__INFORMATION PROVIDED__
• • • • •

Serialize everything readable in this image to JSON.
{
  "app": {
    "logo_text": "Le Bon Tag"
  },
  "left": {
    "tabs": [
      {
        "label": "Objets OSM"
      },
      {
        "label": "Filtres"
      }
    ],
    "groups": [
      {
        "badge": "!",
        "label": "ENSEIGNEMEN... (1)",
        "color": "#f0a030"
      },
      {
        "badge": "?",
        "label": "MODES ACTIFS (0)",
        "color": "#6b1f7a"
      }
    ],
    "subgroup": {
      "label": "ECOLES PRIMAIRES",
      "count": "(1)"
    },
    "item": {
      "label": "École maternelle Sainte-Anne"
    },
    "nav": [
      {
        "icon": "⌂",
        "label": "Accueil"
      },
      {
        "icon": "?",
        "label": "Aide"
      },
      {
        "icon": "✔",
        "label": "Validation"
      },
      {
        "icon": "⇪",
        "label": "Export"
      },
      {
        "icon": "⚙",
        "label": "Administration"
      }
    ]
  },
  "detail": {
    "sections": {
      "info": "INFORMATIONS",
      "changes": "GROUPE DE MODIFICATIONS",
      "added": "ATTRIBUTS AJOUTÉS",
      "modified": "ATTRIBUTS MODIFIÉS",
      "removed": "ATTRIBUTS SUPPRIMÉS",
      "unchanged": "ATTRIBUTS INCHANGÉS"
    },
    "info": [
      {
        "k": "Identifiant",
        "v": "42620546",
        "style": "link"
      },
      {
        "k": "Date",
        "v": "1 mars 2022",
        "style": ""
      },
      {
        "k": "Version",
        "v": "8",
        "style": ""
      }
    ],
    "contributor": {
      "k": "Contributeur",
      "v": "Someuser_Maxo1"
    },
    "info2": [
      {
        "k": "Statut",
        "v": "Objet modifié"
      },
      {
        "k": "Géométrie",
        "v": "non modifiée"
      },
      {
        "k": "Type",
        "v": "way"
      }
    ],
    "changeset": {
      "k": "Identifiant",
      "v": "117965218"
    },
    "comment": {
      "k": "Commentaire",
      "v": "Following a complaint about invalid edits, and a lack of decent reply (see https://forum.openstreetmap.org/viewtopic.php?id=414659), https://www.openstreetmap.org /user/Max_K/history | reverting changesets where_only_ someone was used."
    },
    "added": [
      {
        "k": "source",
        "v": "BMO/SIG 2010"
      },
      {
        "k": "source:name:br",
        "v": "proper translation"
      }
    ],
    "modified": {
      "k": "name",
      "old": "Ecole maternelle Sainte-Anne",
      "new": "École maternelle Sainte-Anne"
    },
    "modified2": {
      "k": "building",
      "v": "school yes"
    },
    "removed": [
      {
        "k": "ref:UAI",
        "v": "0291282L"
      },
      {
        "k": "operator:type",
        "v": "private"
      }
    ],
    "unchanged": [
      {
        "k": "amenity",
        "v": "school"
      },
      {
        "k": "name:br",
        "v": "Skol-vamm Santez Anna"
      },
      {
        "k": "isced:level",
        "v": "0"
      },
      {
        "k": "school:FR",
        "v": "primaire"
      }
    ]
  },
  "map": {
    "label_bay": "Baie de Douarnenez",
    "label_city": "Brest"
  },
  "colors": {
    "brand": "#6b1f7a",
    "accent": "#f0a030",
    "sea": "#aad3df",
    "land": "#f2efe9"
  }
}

• • • • •

__TO BE DONE__
Report how many lines of the entries hold the word "maternelle". Nothing else is needed.

__COMPLETED TASK__
3